[[ EXCERPTED TEXT, beginning ]]
Old tokens remain valid during transition period.
Monitoring
- Health check endpoint:
GET /health
- Cloudflare Workers analytics and logs
- Error logging for debugging
Advanced Deployment
For detailed deployment procedures, advanced configuration, and troubleshooting, see .
Contributing
- Fork the repository
- Create a feature branch
- Run tests:
pnpm test
- Submit a pull request
License
MIT License - see LICENSE file for details.
[[ EXCERPTED TEXT, end ]]
▶ [TASK REQUIREMENTS]:
1: From the project documentation excerpt, repeat word for word the passage that begins with the words containing "Contributing" and ends with "file for details.".
2: Decide whether each statement agrees with the project documentation excerpt, answering yes or no and quoting the words that settle it: (a) Old tokens stop working as soon as the transition begins. (b) The health check is reached with a GET request to /health. (c) Tests are run with the command npm test.
[[ GIVEN RECORDS, beginning ]]
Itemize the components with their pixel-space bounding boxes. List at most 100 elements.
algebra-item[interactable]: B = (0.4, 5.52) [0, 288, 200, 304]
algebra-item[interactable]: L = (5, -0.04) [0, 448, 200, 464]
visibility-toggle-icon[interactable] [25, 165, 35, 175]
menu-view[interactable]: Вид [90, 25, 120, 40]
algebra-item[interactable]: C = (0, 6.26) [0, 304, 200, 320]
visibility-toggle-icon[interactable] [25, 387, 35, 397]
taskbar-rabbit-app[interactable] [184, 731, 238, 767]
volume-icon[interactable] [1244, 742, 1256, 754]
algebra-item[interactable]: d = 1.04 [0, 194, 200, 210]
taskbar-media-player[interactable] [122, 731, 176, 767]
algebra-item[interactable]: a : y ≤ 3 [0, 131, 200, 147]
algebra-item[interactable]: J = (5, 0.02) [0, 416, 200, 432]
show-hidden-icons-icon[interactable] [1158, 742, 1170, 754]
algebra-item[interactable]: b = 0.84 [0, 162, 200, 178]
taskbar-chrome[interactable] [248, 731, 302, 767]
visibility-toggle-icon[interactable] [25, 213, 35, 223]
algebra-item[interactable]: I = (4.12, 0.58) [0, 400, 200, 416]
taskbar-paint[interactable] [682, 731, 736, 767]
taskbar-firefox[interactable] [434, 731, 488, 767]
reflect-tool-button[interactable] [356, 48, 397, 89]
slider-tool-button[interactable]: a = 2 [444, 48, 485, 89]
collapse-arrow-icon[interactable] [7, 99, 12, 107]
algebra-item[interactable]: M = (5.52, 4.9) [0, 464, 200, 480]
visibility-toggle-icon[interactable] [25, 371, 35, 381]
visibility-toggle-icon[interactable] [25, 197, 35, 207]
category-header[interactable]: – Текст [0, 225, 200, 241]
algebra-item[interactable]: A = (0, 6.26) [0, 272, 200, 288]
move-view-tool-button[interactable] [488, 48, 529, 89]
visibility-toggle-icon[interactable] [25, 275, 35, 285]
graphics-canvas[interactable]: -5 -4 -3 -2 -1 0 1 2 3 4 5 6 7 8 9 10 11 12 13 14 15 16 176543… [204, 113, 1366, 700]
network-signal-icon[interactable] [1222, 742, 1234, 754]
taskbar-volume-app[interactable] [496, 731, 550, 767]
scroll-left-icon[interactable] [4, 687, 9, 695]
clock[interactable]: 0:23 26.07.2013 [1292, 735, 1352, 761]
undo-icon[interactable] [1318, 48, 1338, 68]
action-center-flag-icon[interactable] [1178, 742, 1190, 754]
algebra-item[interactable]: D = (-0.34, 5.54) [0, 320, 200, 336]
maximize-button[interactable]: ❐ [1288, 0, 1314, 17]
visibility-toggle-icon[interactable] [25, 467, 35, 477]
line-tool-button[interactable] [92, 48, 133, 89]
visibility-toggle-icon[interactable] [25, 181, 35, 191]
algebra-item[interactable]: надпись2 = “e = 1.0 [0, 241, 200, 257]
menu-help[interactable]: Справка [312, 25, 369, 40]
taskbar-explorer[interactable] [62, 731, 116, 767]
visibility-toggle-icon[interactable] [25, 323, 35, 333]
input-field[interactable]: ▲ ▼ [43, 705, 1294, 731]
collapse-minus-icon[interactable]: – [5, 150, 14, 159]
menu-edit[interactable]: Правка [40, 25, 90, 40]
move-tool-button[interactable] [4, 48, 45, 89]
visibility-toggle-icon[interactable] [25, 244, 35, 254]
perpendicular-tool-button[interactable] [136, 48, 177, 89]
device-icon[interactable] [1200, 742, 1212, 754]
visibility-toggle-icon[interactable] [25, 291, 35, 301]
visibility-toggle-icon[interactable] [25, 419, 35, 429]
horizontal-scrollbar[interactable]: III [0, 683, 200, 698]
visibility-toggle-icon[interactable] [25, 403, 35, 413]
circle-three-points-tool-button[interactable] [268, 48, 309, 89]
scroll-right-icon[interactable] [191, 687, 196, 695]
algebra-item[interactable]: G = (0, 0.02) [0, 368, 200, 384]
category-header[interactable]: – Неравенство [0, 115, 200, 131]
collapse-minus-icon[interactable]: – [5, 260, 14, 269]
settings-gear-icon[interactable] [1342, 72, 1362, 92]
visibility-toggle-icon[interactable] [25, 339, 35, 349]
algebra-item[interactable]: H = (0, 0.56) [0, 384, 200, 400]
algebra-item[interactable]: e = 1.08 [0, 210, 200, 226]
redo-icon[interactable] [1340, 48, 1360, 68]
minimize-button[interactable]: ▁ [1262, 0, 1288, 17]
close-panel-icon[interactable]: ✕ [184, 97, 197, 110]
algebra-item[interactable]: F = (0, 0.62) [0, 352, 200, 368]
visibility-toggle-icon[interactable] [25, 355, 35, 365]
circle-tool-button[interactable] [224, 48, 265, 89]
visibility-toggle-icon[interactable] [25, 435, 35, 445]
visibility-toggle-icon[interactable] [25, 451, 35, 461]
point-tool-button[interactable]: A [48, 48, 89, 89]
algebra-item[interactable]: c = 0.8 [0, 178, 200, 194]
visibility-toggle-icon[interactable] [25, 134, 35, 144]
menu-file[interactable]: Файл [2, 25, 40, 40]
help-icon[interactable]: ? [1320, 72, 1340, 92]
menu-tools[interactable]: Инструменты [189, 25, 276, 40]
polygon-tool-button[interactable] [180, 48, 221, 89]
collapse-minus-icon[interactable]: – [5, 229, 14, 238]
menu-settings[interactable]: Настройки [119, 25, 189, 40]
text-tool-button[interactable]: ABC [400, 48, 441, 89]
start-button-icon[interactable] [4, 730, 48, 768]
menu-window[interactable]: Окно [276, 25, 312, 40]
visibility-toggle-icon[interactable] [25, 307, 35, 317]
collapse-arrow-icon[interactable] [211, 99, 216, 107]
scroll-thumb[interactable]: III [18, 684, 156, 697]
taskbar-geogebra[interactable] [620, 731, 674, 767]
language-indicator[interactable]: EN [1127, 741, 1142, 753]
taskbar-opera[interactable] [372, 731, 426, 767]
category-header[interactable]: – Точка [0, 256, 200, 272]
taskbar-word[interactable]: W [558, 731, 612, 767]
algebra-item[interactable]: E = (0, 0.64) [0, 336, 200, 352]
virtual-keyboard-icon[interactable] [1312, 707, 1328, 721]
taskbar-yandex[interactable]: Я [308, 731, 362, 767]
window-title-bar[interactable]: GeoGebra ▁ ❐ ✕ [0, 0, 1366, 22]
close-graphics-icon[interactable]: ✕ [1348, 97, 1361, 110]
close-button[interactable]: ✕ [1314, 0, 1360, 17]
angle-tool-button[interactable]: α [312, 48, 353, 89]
[[ GIVEN RECORDS, end ]]
▶ [SOLUTIONS TO THE TASKS]:
1:
Contributing
- Fork the repository
- Create a feature branch
- Run tests:
pnpm test
- Submit a pull request
License
MIT License - see LICENSE file for details.

2:
(a) No: "Old tokens remain valid during transition period."
(b) Yes: "GET /health"
(c) No: "pnpm test"